**Data extracted from a collection**:
== == ==
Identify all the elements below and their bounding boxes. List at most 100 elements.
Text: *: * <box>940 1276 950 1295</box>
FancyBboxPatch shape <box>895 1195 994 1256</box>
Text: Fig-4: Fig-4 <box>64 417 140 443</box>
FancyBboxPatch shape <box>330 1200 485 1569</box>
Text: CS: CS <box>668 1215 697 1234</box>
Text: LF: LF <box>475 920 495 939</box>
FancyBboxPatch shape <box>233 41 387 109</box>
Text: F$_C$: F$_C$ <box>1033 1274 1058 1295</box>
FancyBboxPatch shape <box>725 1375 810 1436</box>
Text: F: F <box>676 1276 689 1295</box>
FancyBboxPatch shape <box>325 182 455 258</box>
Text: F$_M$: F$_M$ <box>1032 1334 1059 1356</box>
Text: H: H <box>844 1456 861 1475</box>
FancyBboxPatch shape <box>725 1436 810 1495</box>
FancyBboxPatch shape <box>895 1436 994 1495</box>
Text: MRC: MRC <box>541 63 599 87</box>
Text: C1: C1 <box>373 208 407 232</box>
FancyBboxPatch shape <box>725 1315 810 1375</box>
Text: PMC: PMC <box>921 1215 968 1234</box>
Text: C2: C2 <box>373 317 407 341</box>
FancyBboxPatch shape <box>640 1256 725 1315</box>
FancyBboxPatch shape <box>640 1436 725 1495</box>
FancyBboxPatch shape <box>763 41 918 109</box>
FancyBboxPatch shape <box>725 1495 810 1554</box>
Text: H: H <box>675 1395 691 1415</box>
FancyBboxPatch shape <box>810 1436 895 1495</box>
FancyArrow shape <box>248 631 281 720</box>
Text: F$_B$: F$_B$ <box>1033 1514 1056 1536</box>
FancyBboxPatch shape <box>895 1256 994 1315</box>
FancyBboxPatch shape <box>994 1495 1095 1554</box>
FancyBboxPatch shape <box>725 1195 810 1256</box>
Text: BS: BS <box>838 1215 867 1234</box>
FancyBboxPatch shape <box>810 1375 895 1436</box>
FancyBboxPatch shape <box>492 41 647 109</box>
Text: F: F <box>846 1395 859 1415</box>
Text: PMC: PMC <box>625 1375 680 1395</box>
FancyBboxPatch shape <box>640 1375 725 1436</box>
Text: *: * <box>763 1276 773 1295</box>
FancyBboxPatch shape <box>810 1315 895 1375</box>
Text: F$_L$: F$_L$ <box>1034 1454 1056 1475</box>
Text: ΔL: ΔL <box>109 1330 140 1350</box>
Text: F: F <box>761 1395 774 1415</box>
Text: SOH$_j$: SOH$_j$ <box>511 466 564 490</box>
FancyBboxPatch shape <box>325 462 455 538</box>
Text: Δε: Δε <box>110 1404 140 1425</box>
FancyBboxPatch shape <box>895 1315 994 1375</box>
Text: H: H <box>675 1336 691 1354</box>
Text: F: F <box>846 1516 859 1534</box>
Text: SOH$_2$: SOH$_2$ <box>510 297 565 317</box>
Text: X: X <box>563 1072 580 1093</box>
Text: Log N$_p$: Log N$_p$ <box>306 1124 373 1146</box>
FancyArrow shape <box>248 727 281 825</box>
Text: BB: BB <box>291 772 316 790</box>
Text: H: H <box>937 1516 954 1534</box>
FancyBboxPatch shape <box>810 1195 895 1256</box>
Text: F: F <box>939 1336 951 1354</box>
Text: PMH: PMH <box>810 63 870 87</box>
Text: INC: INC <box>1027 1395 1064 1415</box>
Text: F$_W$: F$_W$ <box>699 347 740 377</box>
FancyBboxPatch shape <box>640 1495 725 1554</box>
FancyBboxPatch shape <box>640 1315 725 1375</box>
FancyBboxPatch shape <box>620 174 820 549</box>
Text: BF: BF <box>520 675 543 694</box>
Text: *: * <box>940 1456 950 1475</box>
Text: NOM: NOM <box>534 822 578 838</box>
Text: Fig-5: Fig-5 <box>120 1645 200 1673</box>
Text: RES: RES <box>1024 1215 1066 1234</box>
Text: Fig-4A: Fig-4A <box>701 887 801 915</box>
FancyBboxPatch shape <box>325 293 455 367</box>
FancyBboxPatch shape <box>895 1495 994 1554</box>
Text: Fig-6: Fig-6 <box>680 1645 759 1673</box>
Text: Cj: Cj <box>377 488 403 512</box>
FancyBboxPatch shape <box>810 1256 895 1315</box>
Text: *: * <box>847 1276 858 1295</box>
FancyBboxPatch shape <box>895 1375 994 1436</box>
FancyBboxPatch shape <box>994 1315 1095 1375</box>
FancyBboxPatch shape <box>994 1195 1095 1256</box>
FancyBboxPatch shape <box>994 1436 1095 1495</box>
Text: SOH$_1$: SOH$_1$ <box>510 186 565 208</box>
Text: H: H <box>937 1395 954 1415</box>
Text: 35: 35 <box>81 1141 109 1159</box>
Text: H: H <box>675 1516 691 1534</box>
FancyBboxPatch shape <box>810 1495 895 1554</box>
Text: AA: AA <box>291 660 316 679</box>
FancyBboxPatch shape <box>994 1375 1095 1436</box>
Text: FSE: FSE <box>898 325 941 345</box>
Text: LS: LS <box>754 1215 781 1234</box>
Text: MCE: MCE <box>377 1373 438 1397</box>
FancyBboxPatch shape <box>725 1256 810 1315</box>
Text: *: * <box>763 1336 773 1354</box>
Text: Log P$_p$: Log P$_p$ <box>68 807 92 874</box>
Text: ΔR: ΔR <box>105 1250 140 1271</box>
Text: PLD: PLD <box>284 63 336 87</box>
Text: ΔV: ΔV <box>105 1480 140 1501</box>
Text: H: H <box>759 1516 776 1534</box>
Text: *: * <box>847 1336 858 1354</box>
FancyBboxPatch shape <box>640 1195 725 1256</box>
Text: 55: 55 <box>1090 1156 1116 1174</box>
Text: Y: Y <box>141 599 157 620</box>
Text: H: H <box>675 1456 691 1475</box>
== == ==
**Aim of the exercise**:
Could you output the material above, unchanged, for the stretch from the start of the material through the line containing "Text: C1: C1 <box>373 208 407 232</box>"?

**In response**:
Identify all the elements below and their bounding boxes. List at most 100 elements.
Text: *: * <box>940 1276 950 1295</box>
FancyBboxPatch shape <box>895 1195 994 1256</box>
Text: Fig-4: Fig-4 <box>64 417 140 443</box>
FancyBboxPatch shape <box>330 1200 485 1569</box>
Text: CS: CS <box>668 1215 697 1234</box>
Text: LF: LF <box>475 920 495 939</box>
FancyBboxPatch shape <box>233 41 387 109</box>
Text: F$_C$: F$_C$ <box>1033 1274 1058 1295</box>
FancyBboxPatch shape <box>725 1375 810 1436</box>
Text: F: F <box>676 1276 689 1295</box>
FancyBboxPatch shape <box>325 182 455 258</box>
Text: F$_M$: F$_M$ <box>1032 1334 1059 1356</box>
Text: H: H <box>844 1456 861 1475</box>
FancyBboxPatch shape <box>725 1436 810 1495</box>
FancyBboxPatch shape <box>895 1436 994 1495</box>
Text: MRC: MRC <box>541 63 599 87</box>
Text: C1: C1 <box>373 208 407 232</box>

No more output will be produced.